• _What is asked_
Revise the records below by changing every "candle-body" to "candlestick-body" and keeping everything else the same. Leave the pictures out.
>>>
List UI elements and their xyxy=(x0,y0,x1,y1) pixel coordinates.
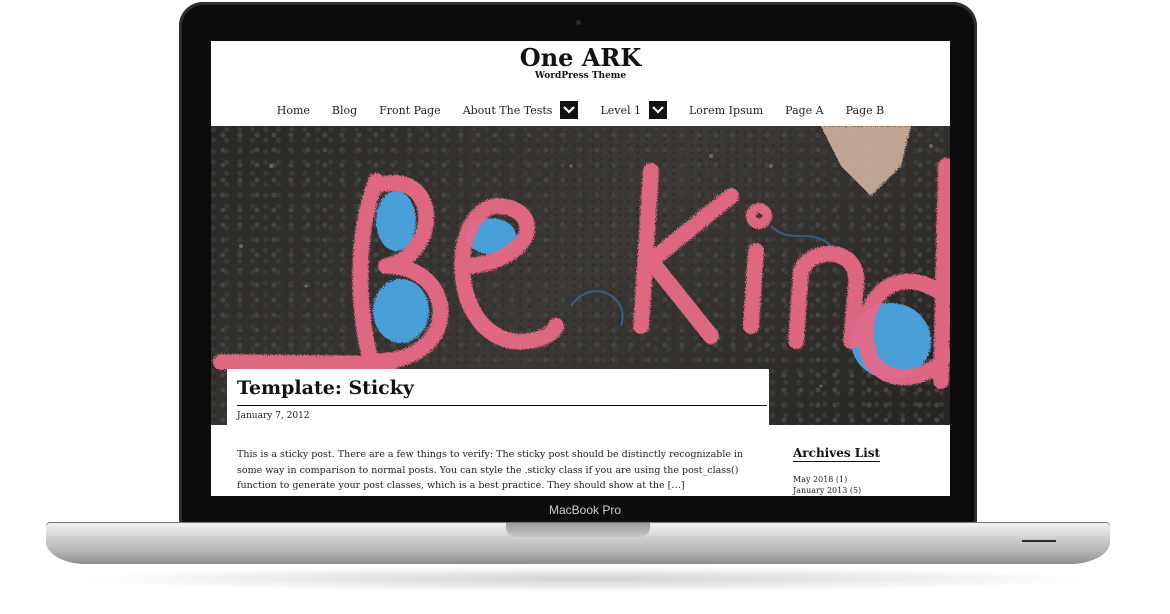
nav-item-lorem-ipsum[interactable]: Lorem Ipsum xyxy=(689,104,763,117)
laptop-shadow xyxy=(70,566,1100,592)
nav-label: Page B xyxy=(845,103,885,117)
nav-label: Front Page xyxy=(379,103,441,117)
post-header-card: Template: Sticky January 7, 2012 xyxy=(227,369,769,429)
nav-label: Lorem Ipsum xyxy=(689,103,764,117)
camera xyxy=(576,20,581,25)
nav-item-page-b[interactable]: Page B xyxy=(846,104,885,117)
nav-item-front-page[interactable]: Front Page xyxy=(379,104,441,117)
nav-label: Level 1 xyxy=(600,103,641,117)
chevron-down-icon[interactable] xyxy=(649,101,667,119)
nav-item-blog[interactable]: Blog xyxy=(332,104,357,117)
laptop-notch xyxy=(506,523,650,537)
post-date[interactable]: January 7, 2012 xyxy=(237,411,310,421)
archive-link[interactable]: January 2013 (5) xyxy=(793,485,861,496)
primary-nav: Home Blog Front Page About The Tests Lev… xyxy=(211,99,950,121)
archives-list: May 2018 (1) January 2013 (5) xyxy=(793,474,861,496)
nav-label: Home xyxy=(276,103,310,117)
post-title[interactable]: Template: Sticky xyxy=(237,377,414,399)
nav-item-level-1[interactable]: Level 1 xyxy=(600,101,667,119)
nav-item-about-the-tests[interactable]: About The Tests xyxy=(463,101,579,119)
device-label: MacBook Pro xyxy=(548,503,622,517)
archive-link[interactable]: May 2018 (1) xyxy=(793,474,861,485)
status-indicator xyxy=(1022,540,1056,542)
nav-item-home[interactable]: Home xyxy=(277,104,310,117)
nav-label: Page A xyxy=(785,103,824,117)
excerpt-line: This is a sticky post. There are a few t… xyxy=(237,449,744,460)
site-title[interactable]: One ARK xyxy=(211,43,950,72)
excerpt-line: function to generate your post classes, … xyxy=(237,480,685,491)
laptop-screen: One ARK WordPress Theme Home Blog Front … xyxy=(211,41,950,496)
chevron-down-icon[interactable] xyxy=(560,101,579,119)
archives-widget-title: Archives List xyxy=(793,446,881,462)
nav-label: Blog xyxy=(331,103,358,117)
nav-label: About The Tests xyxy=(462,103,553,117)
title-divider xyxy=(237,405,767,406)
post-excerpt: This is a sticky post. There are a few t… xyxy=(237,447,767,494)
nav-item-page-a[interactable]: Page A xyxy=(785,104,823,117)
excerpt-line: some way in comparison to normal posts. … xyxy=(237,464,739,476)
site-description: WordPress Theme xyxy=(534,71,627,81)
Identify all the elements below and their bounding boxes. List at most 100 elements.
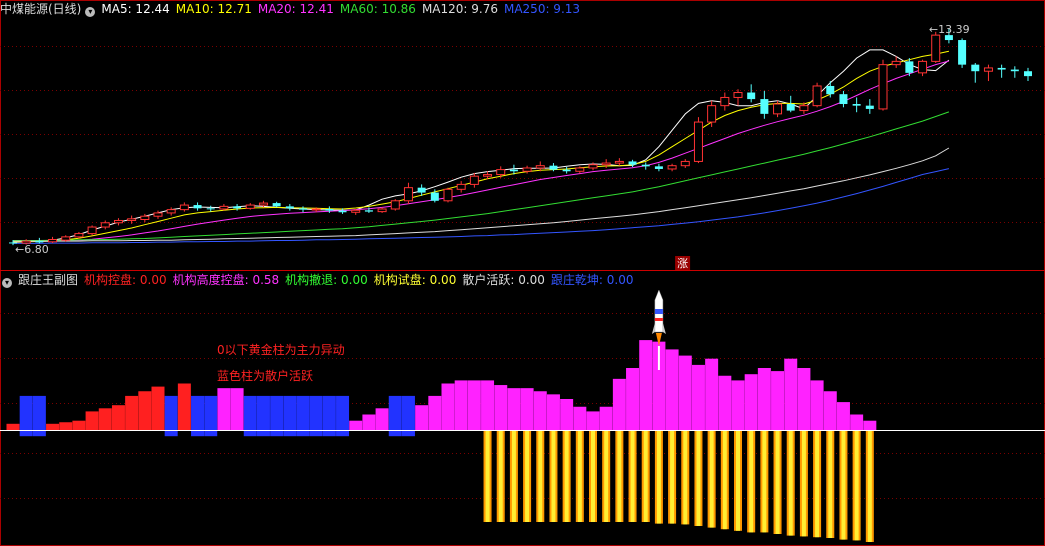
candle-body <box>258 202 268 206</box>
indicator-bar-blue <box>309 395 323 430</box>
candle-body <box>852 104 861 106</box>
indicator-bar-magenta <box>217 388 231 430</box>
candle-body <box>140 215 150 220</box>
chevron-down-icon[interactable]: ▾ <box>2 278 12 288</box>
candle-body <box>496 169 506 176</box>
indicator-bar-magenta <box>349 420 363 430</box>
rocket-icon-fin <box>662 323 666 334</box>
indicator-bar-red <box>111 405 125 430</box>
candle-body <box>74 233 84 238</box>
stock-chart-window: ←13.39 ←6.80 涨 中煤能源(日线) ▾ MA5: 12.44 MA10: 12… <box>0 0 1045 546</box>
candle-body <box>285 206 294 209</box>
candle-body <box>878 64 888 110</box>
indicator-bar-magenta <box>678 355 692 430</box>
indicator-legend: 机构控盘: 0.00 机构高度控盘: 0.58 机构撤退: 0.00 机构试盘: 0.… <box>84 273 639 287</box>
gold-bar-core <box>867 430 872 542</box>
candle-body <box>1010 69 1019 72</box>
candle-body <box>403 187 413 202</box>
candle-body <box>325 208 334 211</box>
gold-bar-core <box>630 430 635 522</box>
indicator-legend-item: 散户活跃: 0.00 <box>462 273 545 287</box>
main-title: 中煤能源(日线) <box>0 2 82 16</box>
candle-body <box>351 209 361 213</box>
<<<
• _Solution to the exercise_
List UI elements and their xyxy=(x0,y0,x1,y1) pixel coordinates.
nav-item-lorem-ipsum[interactable]: Lorem Ipsum xyxy=(689,104,763,117)
laptop-shadow xyxy=(70,566,1100,592)
nav-label: Page B xyxy=(845,103,885,117)
nav-label: Front Page xyxy=(379,103,441,117)
post-header-card: Template: Sticky January 7, 2012 xyxy=(227,369,769,429)
nav-label: Lorem Ipsum xyxy=(689,103,764,117)
camera xyxy=(576,20,581,25)
nav-item-page-b[interactable]: Page B xyxy=(846,104,885,117)
nav-item-front-page[interactable]: Front Page xyxy=(379,104,441,117)
nav-label: Level 1 xyxy=(600,103,641,117)
chevron-down-icon[interactable] xyxy=(649,101,667,119)
nav-item-blog[interactable]: Blog xyxy=(332,104,357,117)
laptop-notch xyxy=(506,523,650,537)
post-date[interactable]: January 7, 2012 xyxy=(237,411,310,421)
archive-link[interactable]: January 2013 (5) xyxy=(793,485,861,496)
primary-nav: Home Blog Front Page About The Tests Lev… xyxy=(211,99,950,121)
archives-list: May 2018 (1) January 2013 (5) xyxy=(793,474,861,496)
nav-label: Home xyxy=(276,103,310,117)
post-title[interactable]: Template: Sticky xyxy=(237,377,414,399)
nav-item-level-1[interactable]: Level 1 xyxy=(600,101,667,119)
nav-item-about-the-tests[interactable]: About The Tests xyxy=(463,101,579,119)
device-label: MacBook Pro xyxy=(548,503,622,517)
archive-link[interactable]: May 2018 (1) xyxy=(793,474,861,485)
status-indicator xyxy=(1022,540,1056,542)
nav-item-home[interactable]: Home xyxy=(277,104,310,117)
nav-label: Page A xyxy=(785,103,824,117)
excerpt-line: This is a sticky post. There are a few t… xyxy=(237,449,744,460)
site-title[interactable]: One ARK xyxy=(211,43,950,72)
excerpt-line: function to generate your post classes, … xyxy=(237,480,685,491)
laptop-screen: One ARK WordPress Theme Home Blog Front … xyxy=(211,41,950,496)
chevron-down-icon[interactable] xyxy=(560,101,579,119)
archives-widget-title: Archives List xyxy=(793,446,881,462)
nav-label: Blog xyxy=(331,103,358,117)
nav-label: About The Tests xyxy=(462,103,553,117)
title-divider xyxy=(237,405,767,406)
post-excerpt: This is a sticky post. There are a few t… xyxy=(237,447,767,494)
nav-item-page-a[interactable]: Page A xyxy=(785,104,823,117)
excerpt-line: some way in comparison to normal posts. … xyxy=(237,464,739,476)
site-description: WordPress Theme xyxy=(534,71,627,81)
Identify all the elements below and their bounding boxes. List at most 100 elements.
candlestick-body <box>258 202 268 206</box>
indicator-bar-blue <box>309 395 323 430</box>
candlestick-body <box>852 104 861 106</box>
indicator-bar-magenta <box>217 388 231 430</box>
candlestick-body <box>140 215 150 220</box>
chevron-down-icon[interactable]: ▾ <box>2 278 12 288</box>
candlestick-body <box>496 169 506 176</box>
indicator-bar-magenta <box>349 420 363 430</box>
rocket-icon-fin <box>662 323 666 334</box>
indicator-bar-red <box>111 405 125 430</box>
candlestick-body <box>74 233 84 238</box>
stock-chart-window: ←13.39 ←6.80 涨 中煤能源(日线) ▾ MA5: 12.44 MA10: 12… <box>0 0 1045 546</box>
candlestick-body <box>285 206 294 209</box>
candlestick-body <box>878 64 888 110</box>
indicator-bar-magenta <box>678 355 692 430</box>
indicator-legend: 机构控盘: 0.00 机构高度控盘: 0.58 机构撤退: 0.00 机构试盘: 0.… <box>84 273 639 287</box>
gold-bar-core <box>867 430 872 542</box>
candlestick-body <box>1010 69 1019 72</box>
candlestick-body <box>403 187 413 202</box>
candlestick-body <box>325 208 334 211</box>
gold-bar-core <box>630 430 635 522</box>
indicator-legend-item: 散户活跃: 0.00 <box>462 273 545 287</box>
main-title: 中煤能源(日线) <box>0 2 82 16</box>
candlestick-body <box>351 209 361 213</box>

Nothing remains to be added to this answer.